_STATED GOAL_:
Show each line of the data below that has the string "夹紧代号" in it.

_RECORDS TO PROCESS_:
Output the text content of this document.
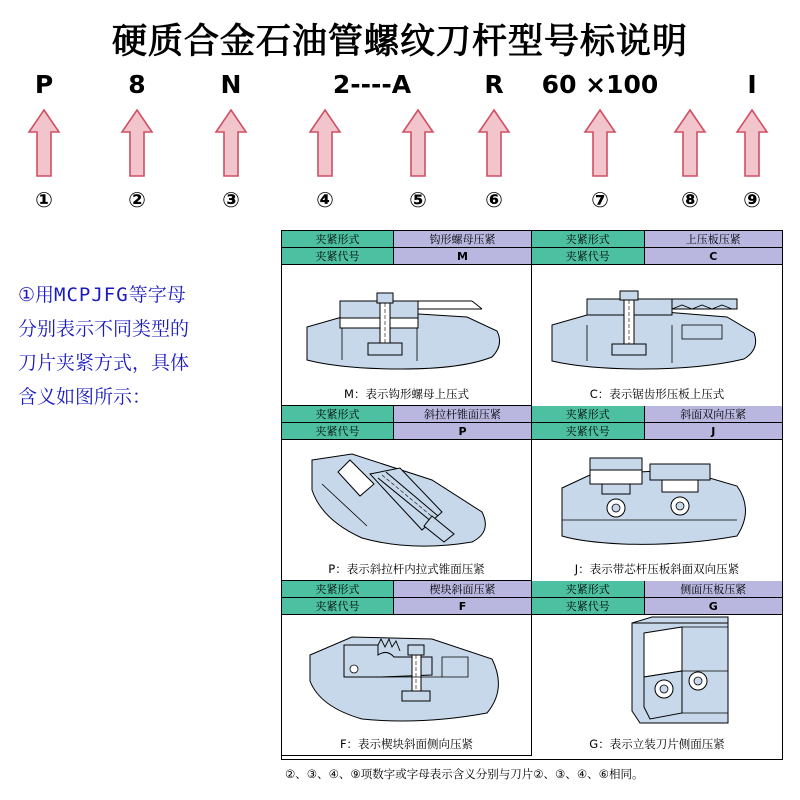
硬质合金石油管螺纹刀杆型号标说明
P	8	N	2----A	R 60 ×100	Ⅰ
①	②	③	④	⑤	⑥	⑦	⑧ ⑨
①用MCPJFG等字母
分别表示不同类型的
刀片夹紧方式，具体
含义如图所示：
夹紧形式	钩形螺母压紧
夹紧代号	M
M：表示钩形螺母上压式
夹紧形式	上压板压紧
夹紧代号	C
C：表示锯齿形压板上压式
夹紧形式	斜拉杆锥面压紧
夹紧代号	P
P：表示斜拉杆内拉式锥面压紧
夹紧形式	斜面双向压紧
夹紧代号	J
J：表示带芯杆压板斜面双向压紧
夹紧形式	楔块斜面压紧
夹紧代号	F
F：表示楔块斜面侧向压紧
夹紧形式	侧面压板压紧
夹紧代号	G
G：表示立装刀片侧面压紧
②、③、④、⑨项数字或字母表示含义分别与刀片②、③、④、⑥相同。
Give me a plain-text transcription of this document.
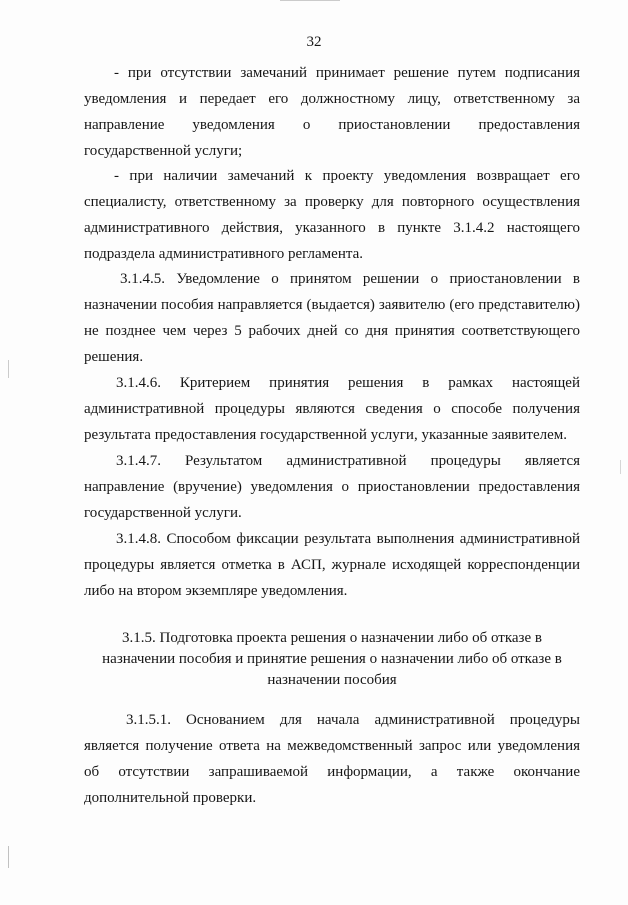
32

- при отсутствии замечаний принимает решение путем подписания уведомления и передает его должностному лицу, ответственному за направление уведомления о приостановлении предоставления государственной услуги;

- при наличии замечаний к проекту уведомления возвращает его специалисту, ответственному за проверку для повторного осуществления административного действия, указанного в пункте 3.1.4.2 настоящего подраздела административного регламента.

3.1.4.5. Уведомление о принятом решении о приостановлении в назначении пособия направляется (выдается) заявителю (его представителю) не позднее чем через 5 рабочих дней со дня принятия соответствующего решения.

3.1.4.6. Критерием принятия решения в рамках настоящей административной процедуры являются сведения о способе получения результата предоставления государственной услуги, указанные заявителем.

3.1.4.7. Результатом административной процедуры является направление (вручение) уведомления о приостановлении предоставления государственной услуги.

3.1.4.8. Способом фиксации результата выполнения административной процедуры является отметка в АСП, журнале исходящей корреспонденции либо на втором экземпляре уведомления.

3.1.5. Подготовка проекта решения о назначении либо об отказе в назначении пособия и принятие решения о назначении либо об отказе в назначении пособия

3.1.5.1. Основанием для начала административной процедуры является получение ответа на межведомственный запрос или уведомления об отсутствии запрашиваемой информации, а также окончание дополнительной проверки.
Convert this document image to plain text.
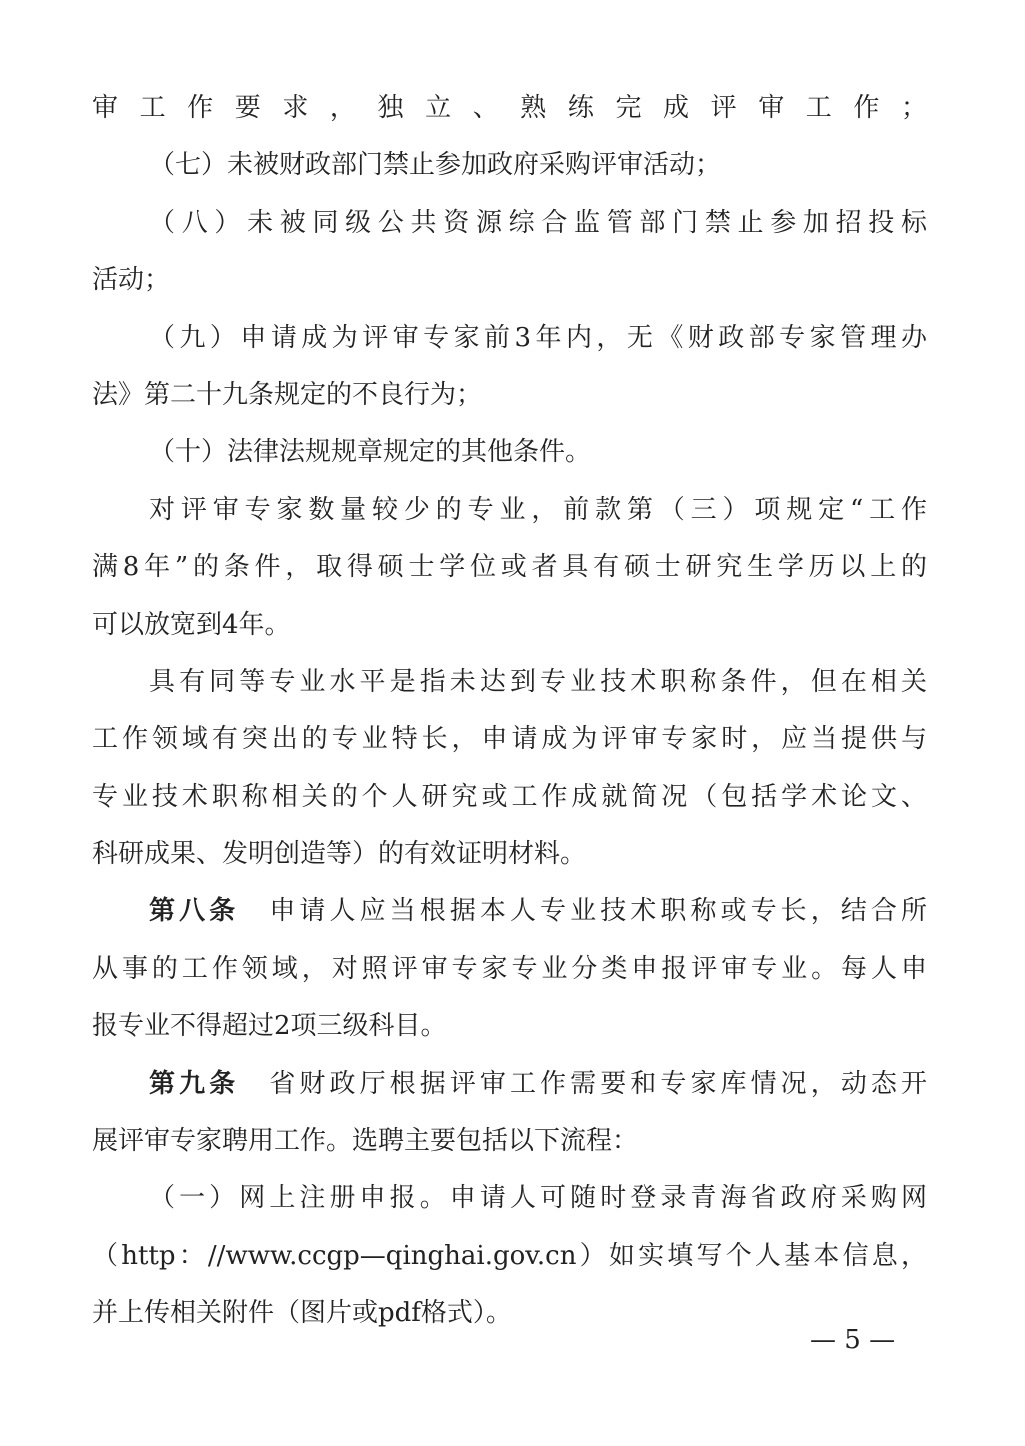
审工作要求，独立、熟练完成评审工作；
（七）未被财政部门禁止参加政府采购评审活动；
（八）未被同级公共资源综合监管部门禁止参加招投标
活动；
（九）申请成为评审专家前3年内，无《财政部专家管理办
法》第二十九条规定的不良行为；
（十）法律法规规章规定的其他条件。
对评审专家数量较少的专业，前款第（三）项规定“工作
满8年”的条件，取得硕士学位或者具有硕士研究生学历以上的
可以放宽到4年。
具有同等专业水平是指未达到专业技术职称条件，但在相关
工作领域有突出的专业特长，申请成为评审专家时，应当提供与
专业技术职称相关的个人研究或工作成就简况（包括学术论文、
科研成果、发明创造等）的有效证明材料。
第八条　 申请人应当根据本人专业技术职称或专长，结合所
从事的工作领域，对照评审专家专业分类申报评审专业。每人申
报专业不得超过2项三级科目。
第九条　 省财政厅根据评审工作需要和专家库情况，动态开
展评审专家聘用工作。选聘主要包括以下流程：
（一）网上注册申报。申请人可随时登录青海省政府采购网
（http：//www.ccgp—qinghai.gov.cn）如实填写个人基本信息，
并上传相关附件（图片或pdf格式）。
— 5 —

_RESULT OF THIS TASK_:
夹紧代号	M
夹紧代号	C
夹紧代号	P
夹紧代号	J
夹紧代号	F
夹紧代号	G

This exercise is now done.